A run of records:
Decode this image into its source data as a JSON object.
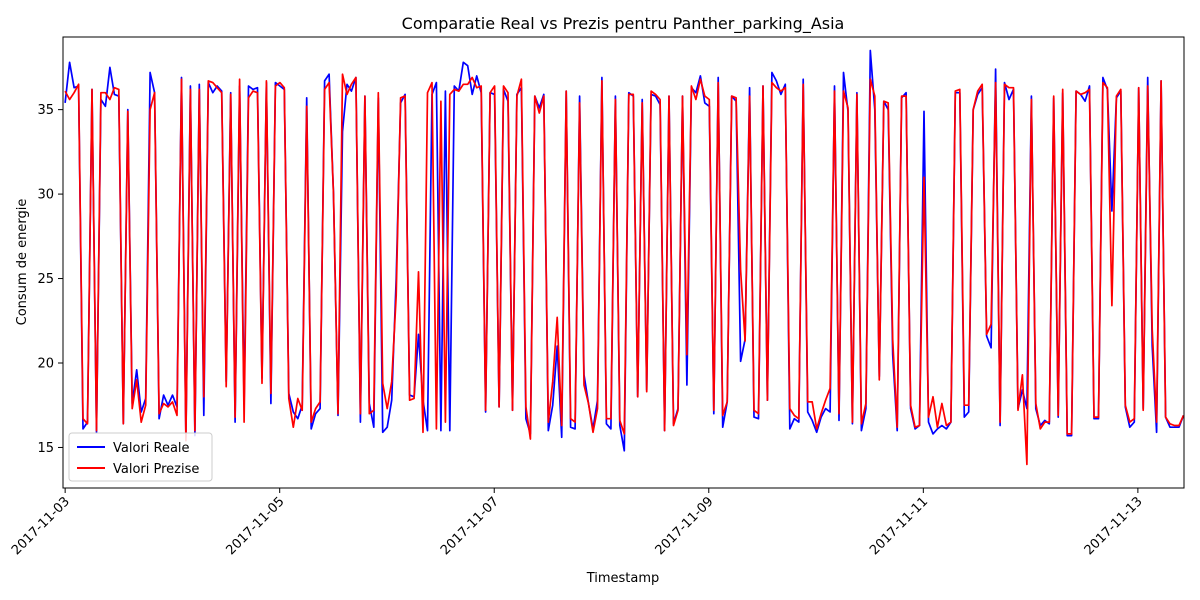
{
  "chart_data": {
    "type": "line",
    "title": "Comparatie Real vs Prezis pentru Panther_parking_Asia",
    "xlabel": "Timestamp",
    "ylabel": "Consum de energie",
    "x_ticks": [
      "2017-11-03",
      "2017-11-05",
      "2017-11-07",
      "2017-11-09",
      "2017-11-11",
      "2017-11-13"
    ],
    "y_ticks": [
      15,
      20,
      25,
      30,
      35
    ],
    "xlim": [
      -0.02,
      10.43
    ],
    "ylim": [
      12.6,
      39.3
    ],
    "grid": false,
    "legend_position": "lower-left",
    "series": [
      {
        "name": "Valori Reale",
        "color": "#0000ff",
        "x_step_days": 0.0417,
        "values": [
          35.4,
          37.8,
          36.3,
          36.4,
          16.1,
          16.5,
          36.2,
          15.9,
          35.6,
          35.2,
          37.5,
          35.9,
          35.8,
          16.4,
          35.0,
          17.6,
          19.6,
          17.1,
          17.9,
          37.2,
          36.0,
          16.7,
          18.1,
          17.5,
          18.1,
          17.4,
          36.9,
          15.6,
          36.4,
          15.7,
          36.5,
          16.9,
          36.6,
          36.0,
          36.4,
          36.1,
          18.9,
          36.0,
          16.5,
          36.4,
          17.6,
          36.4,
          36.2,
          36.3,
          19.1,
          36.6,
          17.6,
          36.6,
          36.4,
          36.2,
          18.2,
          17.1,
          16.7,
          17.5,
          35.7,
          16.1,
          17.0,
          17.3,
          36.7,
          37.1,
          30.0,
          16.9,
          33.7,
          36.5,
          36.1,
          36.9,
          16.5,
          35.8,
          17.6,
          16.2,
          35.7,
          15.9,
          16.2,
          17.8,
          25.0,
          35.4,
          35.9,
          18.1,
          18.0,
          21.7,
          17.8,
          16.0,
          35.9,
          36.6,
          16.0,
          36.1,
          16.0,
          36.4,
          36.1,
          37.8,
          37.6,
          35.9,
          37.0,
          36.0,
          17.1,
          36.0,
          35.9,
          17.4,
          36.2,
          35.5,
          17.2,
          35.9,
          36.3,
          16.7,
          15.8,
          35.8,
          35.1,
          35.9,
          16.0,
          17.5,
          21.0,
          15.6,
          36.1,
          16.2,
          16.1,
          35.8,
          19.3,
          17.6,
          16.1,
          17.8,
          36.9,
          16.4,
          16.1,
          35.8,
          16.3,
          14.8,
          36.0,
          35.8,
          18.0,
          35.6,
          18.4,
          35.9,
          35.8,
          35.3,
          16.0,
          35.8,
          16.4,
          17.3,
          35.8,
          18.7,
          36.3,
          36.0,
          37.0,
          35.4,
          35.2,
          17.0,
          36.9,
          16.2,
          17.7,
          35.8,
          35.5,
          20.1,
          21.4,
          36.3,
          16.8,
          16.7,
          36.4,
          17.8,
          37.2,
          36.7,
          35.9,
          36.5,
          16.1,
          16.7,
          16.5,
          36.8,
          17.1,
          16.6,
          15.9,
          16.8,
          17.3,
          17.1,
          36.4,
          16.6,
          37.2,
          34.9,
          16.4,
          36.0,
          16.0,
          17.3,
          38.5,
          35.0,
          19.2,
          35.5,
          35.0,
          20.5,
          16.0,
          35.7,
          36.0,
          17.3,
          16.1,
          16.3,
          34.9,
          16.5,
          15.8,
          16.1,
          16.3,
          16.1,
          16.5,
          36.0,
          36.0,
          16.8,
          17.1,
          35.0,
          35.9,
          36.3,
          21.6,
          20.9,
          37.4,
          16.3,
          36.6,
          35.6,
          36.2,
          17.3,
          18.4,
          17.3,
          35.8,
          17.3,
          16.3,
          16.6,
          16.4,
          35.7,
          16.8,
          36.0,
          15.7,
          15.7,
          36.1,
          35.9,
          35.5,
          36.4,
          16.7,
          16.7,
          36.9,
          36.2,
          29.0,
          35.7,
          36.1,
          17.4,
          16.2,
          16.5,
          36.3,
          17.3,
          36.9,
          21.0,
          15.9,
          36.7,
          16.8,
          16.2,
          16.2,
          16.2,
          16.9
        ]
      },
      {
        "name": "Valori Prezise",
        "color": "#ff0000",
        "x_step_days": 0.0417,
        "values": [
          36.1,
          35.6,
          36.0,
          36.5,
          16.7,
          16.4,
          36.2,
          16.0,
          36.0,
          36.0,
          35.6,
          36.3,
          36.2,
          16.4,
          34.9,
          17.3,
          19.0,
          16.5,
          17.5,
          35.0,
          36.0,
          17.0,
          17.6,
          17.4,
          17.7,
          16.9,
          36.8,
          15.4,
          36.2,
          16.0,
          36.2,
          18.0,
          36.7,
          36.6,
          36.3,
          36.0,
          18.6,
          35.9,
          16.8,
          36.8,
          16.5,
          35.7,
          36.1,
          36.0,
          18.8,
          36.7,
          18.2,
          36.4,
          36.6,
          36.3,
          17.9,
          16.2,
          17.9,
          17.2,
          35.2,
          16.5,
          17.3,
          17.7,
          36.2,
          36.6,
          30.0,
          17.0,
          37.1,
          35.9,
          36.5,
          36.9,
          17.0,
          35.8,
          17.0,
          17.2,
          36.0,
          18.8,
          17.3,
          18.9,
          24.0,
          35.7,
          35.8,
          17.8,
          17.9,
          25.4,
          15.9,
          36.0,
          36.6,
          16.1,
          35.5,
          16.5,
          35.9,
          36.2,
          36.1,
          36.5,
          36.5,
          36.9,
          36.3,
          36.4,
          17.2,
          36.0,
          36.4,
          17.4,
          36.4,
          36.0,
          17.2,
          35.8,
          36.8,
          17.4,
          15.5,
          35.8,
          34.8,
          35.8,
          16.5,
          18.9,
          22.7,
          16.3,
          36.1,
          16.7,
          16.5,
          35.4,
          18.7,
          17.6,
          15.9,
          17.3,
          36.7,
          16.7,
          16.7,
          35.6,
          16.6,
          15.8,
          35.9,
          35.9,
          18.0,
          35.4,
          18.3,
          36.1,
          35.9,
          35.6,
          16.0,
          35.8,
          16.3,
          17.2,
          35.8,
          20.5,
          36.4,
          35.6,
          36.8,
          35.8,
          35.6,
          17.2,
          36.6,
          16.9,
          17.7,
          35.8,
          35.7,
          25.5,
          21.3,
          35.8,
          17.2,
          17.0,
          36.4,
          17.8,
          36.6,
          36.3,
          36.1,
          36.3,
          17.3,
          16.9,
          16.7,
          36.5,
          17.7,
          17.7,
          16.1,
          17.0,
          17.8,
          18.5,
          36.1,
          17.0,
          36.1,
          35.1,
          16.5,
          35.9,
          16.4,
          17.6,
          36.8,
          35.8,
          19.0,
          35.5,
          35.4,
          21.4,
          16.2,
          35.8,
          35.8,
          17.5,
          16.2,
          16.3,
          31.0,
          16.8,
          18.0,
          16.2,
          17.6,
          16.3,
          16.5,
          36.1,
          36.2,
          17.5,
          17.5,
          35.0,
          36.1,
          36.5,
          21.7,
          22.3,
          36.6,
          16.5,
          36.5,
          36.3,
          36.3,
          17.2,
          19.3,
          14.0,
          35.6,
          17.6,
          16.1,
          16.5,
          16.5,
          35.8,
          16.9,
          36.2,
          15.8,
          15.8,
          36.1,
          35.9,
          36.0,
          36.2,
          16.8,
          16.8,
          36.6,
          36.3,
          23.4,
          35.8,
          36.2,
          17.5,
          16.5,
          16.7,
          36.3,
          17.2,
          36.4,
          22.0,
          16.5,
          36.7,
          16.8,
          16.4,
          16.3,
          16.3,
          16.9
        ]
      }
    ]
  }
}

...

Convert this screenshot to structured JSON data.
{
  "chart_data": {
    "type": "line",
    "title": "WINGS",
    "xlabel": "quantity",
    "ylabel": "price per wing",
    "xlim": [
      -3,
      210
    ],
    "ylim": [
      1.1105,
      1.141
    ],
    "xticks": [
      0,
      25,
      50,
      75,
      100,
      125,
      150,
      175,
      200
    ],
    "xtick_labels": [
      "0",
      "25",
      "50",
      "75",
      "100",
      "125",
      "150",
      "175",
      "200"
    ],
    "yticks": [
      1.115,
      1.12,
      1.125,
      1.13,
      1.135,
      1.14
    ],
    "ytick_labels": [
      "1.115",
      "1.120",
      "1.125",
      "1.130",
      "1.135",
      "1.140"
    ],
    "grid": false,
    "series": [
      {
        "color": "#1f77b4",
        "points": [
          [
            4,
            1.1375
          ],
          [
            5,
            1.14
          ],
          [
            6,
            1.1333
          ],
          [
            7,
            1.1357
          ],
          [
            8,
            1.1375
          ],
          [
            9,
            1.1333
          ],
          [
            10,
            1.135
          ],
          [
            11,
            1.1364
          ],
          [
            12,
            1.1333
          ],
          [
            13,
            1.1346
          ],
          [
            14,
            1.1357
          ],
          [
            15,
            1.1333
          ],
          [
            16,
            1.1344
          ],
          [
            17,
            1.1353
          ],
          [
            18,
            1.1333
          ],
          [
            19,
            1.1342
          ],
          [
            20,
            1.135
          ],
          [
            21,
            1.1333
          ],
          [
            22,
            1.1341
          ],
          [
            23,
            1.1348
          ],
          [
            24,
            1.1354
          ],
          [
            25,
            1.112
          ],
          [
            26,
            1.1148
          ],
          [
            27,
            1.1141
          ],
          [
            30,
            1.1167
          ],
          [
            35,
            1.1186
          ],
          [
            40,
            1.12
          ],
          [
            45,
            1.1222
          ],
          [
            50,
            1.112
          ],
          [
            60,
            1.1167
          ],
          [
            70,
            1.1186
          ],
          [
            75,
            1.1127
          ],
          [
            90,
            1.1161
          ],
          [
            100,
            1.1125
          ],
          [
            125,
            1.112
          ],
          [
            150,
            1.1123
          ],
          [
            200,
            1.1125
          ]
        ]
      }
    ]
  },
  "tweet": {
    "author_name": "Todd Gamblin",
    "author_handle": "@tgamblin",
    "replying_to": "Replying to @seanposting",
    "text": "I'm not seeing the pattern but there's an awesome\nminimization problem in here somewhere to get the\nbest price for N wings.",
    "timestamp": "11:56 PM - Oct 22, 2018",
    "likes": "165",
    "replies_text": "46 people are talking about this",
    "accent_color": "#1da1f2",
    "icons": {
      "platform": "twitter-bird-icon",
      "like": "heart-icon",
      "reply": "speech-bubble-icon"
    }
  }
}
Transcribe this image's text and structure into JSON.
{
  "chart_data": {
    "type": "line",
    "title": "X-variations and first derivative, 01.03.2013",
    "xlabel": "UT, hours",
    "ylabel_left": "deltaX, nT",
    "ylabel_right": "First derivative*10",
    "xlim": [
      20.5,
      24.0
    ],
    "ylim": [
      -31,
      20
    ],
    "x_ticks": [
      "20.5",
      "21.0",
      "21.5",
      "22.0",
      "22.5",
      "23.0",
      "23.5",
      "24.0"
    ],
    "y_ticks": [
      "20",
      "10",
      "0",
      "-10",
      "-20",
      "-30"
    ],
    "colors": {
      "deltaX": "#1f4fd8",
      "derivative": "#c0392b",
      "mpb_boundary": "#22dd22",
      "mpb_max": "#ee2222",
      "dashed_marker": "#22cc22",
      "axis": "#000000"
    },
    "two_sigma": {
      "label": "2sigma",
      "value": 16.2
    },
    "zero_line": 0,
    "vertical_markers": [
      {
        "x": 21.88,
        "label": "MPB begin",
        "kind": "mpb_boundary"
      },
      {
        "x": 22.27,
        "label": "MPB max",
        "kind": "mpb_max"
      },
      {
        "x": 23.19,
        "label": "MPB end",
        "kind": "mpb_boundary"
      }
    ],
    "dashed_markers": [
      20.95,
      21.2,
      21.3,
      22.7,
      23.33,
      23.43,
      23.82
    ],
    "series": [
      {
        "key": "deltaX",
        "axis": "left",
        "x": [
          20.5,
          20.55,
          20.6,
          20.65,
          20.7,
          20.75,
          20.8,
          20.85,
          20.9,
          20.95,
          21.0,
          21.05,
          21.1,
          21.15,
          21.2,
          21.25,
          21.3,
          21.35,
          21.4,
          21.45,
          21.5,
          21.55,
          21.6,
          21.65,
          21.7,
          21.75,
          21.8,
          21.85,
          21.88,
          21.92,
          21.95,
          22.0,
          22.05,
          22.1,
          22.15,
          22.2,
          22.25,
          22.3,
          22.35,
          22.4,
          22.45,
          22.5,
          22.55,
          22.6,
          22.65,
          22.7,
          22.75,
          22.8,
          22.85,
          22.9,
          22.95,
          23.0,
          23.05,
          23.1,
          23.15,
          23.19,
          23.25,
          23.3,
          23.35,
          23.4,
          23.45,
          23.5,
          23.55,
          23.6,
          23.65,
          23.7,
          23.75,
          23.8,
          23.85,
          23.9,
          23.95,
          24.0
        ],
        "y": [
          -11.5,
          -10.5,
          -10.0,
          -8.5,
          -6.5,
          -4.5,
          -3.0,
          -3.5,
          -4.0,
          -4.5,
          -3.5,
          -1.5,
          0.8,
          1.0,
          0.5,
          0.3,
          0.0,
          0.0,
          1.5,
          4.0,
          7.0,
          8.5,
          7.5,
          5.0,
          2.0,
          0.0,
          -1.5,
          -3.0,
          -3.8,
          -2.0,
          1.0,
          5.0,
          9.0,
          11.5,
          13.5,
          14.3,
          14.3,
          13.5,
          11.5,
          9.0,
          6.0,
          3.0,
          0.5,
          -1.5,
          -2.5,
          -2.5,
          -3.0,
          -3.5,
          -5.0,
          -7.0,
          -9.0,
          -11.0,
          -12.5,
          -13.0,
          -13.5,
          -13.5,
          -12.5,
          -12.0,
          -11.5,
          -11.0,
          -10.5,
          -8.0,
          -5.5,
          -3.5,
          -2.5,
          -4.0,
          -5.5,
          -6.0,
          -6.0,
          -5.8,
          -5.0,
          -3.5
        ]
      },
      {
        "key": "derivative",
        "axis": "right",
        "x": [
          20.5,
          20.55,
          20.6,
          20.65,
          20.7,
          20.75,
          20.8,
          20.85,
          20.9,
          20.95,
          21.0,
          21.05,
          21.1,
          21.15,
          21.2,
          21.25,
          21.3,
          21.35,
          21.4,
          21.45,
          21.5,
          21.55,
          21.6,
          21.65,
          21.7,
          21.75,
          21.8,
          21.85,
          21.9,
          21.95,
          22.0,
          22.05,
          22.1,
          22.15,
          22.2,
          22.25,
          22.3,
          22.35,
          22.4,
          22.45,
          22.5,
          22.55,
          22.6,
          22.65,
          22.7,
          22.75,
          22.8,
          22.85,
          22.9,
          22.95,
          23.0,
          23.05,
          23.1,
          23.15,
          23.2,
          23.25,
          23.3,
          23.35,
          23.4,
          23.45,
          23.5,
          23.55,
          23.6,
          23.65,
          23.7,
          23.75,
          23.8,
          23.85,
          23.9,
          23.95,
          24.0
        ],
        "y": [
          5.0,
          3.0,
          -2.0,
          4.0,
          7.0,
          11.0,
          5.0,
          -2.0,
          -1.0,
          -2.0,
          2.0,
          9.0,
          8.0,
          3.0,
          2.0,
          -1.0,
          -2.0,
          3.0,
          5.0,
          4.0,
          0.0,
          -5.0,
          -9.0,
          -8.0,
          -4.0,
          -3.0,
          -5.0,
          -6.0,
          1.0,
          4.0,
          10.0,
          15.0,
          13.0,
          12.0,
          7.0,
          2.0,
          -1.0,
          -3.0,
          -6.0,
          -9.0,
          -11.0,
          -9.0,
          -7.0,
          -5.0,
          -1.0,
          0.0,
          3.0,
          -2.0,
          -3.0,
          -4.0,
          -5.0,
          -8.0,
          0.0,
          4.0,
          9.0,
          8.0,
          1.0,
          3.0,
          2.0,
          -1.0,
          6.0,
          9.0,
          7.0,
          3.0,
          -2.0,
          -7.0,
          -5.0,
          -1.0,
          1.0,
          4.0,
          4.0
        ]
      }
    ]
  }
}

Instructions to follow: Gather all lines of the records that include the word "derivative".

Written solution:
    "title": "X-variations and first derivative, 01.03.2013",
    "ylabel_right": "First derivative*10",
      "derivative": "#c0392b",
        "key": "derivative",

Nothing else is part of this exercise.